======== DATA SECTION ========

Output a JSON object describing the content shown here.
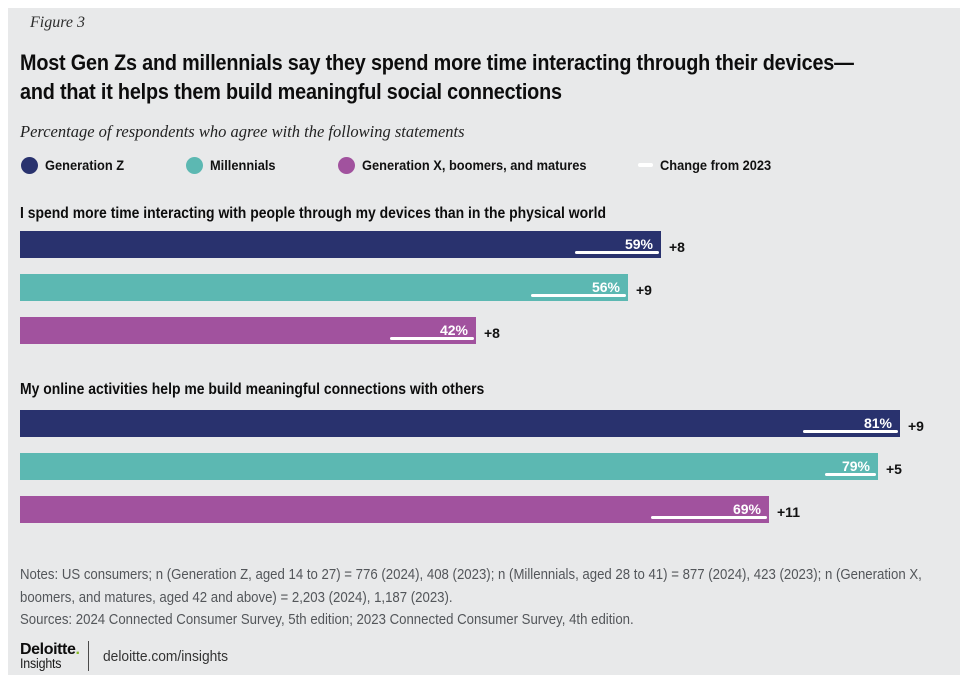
{
  "figure_label": "Figure 3",
  "title": {
    "line1": "Most Gen Zs and millennials say they spend more time interacting through their devices—",
    "line2": "and that it helps them build meaningful social connections"
  },
  "subtitle": "Percentage of respondents who agree with the following statements",
  "legend": {
    "items": [
      {
        "label": "Generation Z",
        "color": "#29326e"
      },
      {
        "label": "Millennials",
        "color": "#5cb8b2"
      },
      {
        "label": "Generation X, boomers, and matures",
        "color": "#a1529e"
      }
    ],
    "change": {
      "label": "Change from 2023",
      "color": "#ffffff"
    }
  },
  "chart_data": {
    "type": "bar",
    "orientation": "horizontal",
    "unit": "percent",
    "xlim": [
      0,
      100
    ],
    "categories": [
      "Generation Z",
      "Millennials",
      "Generation X, boomers, and matures"
    ],
    "groups": [
      {
        "statement": "I spend more time interacting with people through my devices than in the physical world",
        "bars": [
          {
            "generation": "Generation Z",
            "value": 59,
            "value_label": "59%",
            "change": 8,
            "change_label": "+8"
          },
          {
            "generation": "Millennials",
            "value": 56,
            "value_label": "56%",
            "change": 9,
            "change_label": "+9"
          },
          {
            "generation": "Generation X, boomers, and matures",
            "value": 42,
            "value_label": "42%",
            "change": 8,
            "change_label": "+8"
          }
        ]
      },
      {
        "statement": "My online activities help me build meaningful connections with others",
        "bars": [
          {
            "generation": "Generation Z",
            "value": 81,
            "value_label": "81%",
            "change": 9,
            "change_label": "+9"
          },
          {
            "generation": "Millennials",
            "value": 79,
            "value_label": "79%",
            "change": 5,
            "change_label": "+5"
          },
          {
            "generation": "Generation X, boomers, and matures",
            "value": 69,
            "value_label": "69%",
            "change": 11,
            "change_label": "+11"
          }
        ]
      }
    ]
  },
  "notes": {
    "line1": "Notes: US consumers; n (Generation Z, aged 14 to 27) = 776 (2024), 408 (2023); n (Millennials, aged 28 to 41) = 877 (2024), 423 (2023); n (Generation X,",
    "line2": "boomers, and matures, aged 42 and above) = 2,203 (2024), 1,187 (2023).",
    "sources": "Sources: 2024 Connected Consumer Survey, 5th edition; 2023 Connected Consumer Survey, 4th edition."
  },
  "footer": {
    "brand": "Deloitte",
    "brand_dot": ".",
    "sub_brand": "Insights",
    "url": "deloitte.com/insights"
  },
  "colors": {
    "background": "#e8e9ea",
    "page_margin": "#ffffff",
    "gen_z": "#29326e",
    "millennials": "#5cb8b2",
    "gen_x": "#a1529e",
    "change_line": "#ffffff",
    "notes_text": "#53565a",
    "brand_green": "#86bc25"
  }
}
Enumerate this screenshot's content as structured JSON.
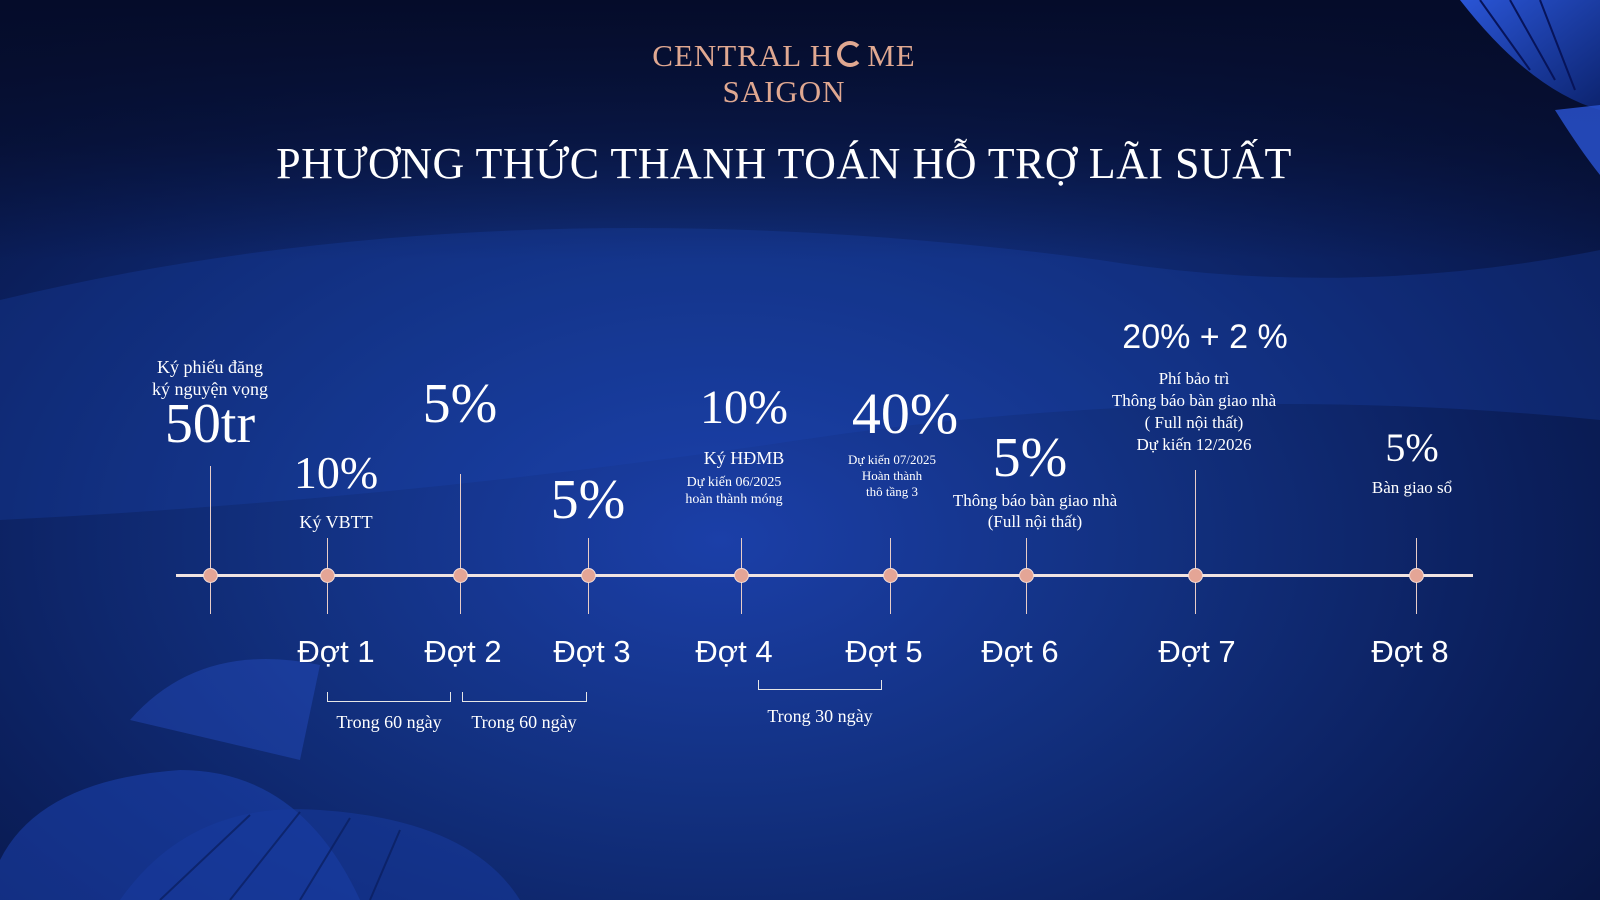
{
  "brand": {
    "line1_a": "CENTRAL H",
    "line1_b": "ME",
    "line2": "SAIGON",
    "accent_color": "#e0a891"
  },
  "title": "PHƯƠNG THỨC THANH TOÁN HỖ TRỢ LÃI SUẤT",
  "deposit": {
    "label_line1": "Ký phiếu đăng",
    "label_line2": "ký nguyện vọng",
    "amount": "50tr"
  },
  "installments": [
    {
      "label": "Đợt 1",
      "percent": "10%",
      "notes": [
        "Ký VBTT"
      ]
    },
    {
      "label": "Đợt 2",
      "percent": "5%",
      "notes": []
    },
    {
      "label": "Đợt 3",
      "percent": "5%",
      "notes": []
    },
    {
      "label": "Đợt 4",
      "percent": "10%",
      "notes": [
        "Ký HĐMB",
        "Dự kiến 06/2025",
        "hoàn thành móng"
      ]
    },
    {
      "label": "Đợt 5",
      "percent": "40%",
      "notes": [
        "Dự kiến 07/2025",
        "Hoàn thành",
        "thô tầng 3"
      ]
    },
    {
      "label": "Đợt 6",
      "percent": "5%",
      "notes": [
        "Thông báo bàn giao nhà",
        "(Full nội thất)"
      ]
    },
    {
      "label": "Đợt 7",
      "percent": "20% + 2 %",
      "notes": [
        "Phí bảo trì",
        "Thông báo bàn giao nhà",
        "( Full nội thất)",
        "Dự kiến 12/2026"
      ]
    },
    {
      "label": "Đợt 8",
      "percent": "5%",
      "notes": [
        "Bàn giao sổ"
      ]
    }
  ],
  "intervals": [
    {
      "label": "Trong 60 ngày"
    },
    {
      "label": "Trong 60 ngày"
    },
    {
      "label": "Trong 30 ngày"
    }
  ]
}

========

## GIVEN PROBLEM:
Find every line that has "content" in it, then return those lines.

## RESPONSE FOR THIS EXERCISE:
Output a JSON object describing the content shown here.
Enumerate this screenshot's content as structured JSON.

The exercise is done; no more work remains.